Your task is to output the data exactly as it stands.

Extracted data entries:

## START

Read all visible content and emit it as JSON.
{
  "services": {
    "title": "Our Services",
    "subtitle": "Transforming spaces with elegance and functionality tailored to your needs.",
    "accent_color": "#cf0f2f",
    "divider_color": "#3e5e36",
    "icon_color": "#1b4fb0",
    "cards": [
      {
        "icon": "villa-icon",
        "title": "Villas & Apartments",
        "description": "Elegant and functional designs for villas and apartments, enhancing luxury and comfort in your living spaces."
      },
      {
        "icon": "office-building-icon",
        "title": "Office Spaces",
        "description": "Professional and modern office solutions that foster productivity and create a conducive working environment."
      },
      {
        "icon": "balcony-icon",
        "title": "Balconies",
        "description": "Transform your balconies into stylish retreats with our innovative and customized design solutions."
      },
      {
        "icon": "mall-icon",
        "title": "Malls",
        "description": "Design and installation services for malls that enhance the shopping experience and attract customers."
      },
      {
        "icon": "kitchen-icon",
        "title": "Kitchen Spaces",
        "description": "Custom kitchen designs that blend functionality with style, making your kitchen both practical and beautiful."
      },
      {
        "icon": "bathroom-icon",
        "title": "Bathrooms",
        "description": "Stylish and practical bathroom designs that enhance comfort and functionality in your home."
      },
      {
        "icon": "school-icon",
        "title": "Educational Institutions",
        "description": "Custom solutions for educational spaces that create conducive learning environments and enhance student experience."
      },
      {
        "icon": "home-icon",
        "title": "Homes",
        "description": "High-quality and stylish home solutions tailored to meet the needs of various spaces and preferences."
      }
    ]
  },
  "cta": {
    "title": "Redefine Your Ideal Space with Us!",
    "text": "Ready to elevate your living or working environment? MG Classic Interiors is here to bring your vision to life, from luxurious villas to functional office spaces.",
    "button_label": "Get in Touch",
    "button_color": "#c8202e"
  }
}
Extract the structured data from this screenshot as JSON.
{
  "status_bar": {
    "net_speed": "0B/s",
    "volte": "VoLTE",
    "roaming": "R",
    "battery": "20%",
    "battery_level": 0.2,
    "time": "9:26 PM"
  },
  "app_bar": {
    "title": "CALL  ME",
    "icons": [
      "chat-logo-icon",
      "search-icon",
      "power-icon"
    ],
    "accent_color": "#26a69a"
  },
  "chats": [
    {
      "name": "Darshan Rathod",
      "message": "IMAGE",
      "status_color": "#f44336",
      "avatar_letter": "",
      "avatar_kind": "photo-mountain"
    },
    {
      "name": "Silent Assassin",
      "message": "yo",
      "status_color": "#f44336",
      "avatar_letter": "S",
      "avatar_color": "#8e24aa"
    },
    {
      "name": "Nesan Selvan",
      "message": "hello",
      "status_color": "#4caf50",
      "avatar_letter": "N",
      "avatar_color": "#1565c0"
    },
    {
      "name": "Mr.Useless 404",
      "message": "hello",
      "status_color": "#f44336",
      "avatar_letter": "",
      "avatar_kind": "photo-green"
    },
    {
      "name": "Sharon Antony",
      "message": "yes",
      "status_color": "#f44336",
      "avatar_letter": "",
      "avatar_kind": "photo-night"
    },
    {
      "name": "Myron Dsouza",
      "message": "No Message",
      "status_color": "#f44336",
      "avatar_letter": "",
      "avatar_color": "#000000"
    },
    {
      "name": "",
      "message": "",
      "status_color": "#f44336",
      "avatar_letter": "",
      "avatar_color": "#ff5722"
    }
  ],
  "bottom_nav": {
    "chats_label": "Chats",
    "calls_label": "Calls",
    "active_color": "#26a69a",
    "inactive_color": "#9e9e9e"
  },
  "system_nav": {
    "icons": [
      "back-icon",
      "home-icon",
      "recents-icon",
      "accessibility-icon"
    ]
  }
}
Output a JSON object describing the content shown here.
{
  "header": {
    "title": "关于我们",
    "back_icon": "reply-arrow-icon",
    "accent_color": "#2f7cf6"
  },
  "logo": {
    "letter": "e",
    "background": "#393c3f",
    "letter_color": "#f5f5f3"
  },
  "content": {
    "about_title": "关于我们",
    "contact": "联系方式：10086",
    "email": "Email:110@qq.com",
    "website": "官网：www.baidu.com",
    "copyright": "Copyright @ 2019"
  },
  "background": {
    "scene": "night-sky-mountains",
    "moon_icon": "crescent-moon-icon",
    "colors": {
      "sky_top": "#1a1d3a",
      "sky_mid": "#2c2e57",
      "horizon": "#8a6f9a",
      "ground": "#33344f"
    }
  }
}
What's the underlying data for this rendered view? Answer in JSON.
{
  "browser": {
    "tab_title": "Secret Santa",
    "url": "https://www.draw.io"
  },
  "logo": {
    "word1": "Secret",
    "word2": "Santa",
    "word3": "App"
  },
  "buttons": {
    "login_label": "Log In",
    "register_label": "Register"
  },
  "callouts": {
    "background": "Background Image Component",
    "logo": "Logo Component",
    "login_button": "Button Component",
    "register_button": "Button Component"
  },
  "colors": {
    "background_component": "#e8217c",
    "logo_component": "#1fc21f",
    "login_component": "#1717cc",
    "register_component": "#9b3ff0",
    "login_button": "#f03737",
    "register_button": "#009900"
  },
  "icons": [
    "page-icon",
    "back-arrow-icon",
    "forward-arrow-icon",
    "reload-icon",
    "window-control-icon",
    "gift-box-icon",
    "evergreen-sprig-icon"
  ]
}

## END

** Solved exercise **
Read all visible content and emit it as JSON.
{
  "services": {
    "title": "Our Services",
    "subtitle": "Transforming spaces with elegance and functionality tailored to your needs.",
    "accent_color": "#cf0f2f",
    "divider_color": "#3e5e36",
    "icon_color": "#1b4fb0",
    "cards": [
      {
        "icon": "villa-icon",
        "title": "Villas & Apartments",
        "description": "Elegant and functional designs for villas and apartments, enhancing luxury and comfort in your living spaces."
      },
      {
        "icon": "office-building-icon",
        "title": "Office Spaces",
        "description": "Professional and modern office solutions that foster productivity and create a conducive working environment."
      },
      {
        "icon": "balcony-icon",
        "title": "Balconies",
        "description": "Transform your balconies into stylish retreats with our innovative and customized design solutions."
      },
      {
        "icon": "mall-icon",
        "title": "Malls",
        "description": "Design and installation services for malls that enhance the shopping experience and attract customers."
      },
      {
        "icon": "kitchen-icon",
        "title": "Kitchen Spaces",
        "description": "Custom kitchen designs that blend functionality with style, making your kitchen both practical and beautiful."
      },
      {
        "icon": "bathroom-icon",
        "title": "Bathrooms",
        "description": "Stylish and practical bathroom designs that enhance comfort and functionality in your home."
      },
      {
        "icon": "school-icon",
        "title": "Educational Institutions",
        "description": "Custom solutions for educational spaces that create conducive learning environments and enhance student experience."
      },
      {
        "icon": "home-icon",
        "title": "Homes",
        "description": "High-quality and stylish home solutions tailored to meet the needs of various spaces and preferences."
      }
    ]
  },
  "cta": {
    "title": "Redefine Your Ideal Space with Us!",
    "text": "Ready to elevate your living or working environment? MG Classic Interiors is here to bring your vision to life, from luxurious villas to functional office spaces.",
    "button_label": "Get in Touch",
    "button_color": "#c8202e"
  }
}
Extract the structured data from this screenshot as JSON.
{
  "status_bar": {
    "net_speed": "0B/s",
    "volte": "VoLTE",
    "roaming": "R",
    "battery": "20%",
    "battery_level": 0.2,
    "time": "9:26 PM"
  },
  "app_bar": {
    "title": "CALL  ME",
    "icons": [
      "chat-logo-icon",
      "search-icon",
      "power-icon"
    ],
    "accent_color": "#26a69a"
  },
  "chats": [
    {
      "name": "Darshan Rathod",
      "message": "IMAGE",
      "status_color": "#f44336",
      "avatar_letter": "",
      "avatar_kind": "photo-mountain"
    },
    {
      "name": "Silent Assassin",
      "message": "yo",
      "status_color": "#f44336",
      "avatar_letter": "S",
      "avatar_color": "#8e24aa"
    },
    {
      "name": "Nesan Selvan",
      "message": "hello",
      "status_color": "#4caf50",
      "avatar_letter": "N",
      "avatar_color": "#1565c0"
    },
    {
      "name": "Mr.Useless 404",
      "message": "hello",
      "status_color": "#f44336",
      "avatar_letter": "",
      "avatar_kind": "photo-green"
    },
    {
      "name": "Sharon Antony",
      "message": "yes",
      "status_color": "#f44336",
      "avatar_letter": "",
      "avatar_kind": "photo-night"
    },
    {
      "name": "Myron Dsouza",
      "message": "No Message",
      "status_color": "#f44336",
      "avatar_letter": "",
      "avatar_color": "#000000"
    },
    {
      "name": "",
      "message": "",
      "status_color": "#f44336",
      "avatar_letter": "",
      "avatar_color": "#ff5722"
    }
  ],
  "bottom_nav": {
    "chats_label": "Chats",
    "calls_label": "Calls",
    "active_color": "#26a69a",
    "inactive_color": "#9e9e9e"
  },
  "system_nav": {
    "icons": [
      "back-icon",
      "home-icon",
      "recents-icon",
      "accessibility-icon"
    ]
  }
}
Output a JSON object describing the content shown here.
{
  "header": {
    "title": "关于我们",
    "back_icon": "reply-arrow-icon",
    "accent_color": "#2f7cf6"
  },
  "logo": {
    "letter": "e",
    "background": "#393c3f",
    "letter_color": "#f5f5f3"
  },
  "content": {
    "about_title": "关于我们",
    "contact": "联系方式：10086",
    "email": "Email:110@qq.com",
    "website": "官网：www.baidu.com",
    "copyright": "Copyright @ 2019"
  },
  "background": {
    "scene": "night-sky-mountains",
    "moon_icon": "crescent-moon-icon",
    "colors": {
      "sky_top": "#1a1d3a",
      "sky_mid": "#2c2e57",
      "horizon": "#8a6f9a",
      "ground": "#33344f"
    }
  }
}
What's the underlying data for this rendered view? Answer in JSON.
{
  "browser": {
    "tab_title": "Secret Santa",
    "url": "https://www.draw.io"
  },
  "logo": {
    "word1": "Secret",
    "word2": "Santa",
    "word3": "App"
  },
  "buttons": {
    "login_label": "Log In",
    "register_label": "Register"
  },
  "callouts": {
    "background": "Background Image Component",
    "logo": "Logo Component",
    "login_button": "Button Component",
    "register_button": "Button Component"
  },
  "colors": {
    "background_component": "#e8217c",
    "logo_component": "#1fc21f",
    "login_component": "#1717cc",
    "register_component": "#9b3ff0",
    "login_button": "#f03737",
    "register_button": "#009900"
  },
  "icons": [
    "page-icon",
    "back-arrow-icon",
    "forward-arrow-icon",
    "reload-icon",
    "window-control-icon",
    "gift-box-icon",
    "evergreen-sprig-icon"
  ]
}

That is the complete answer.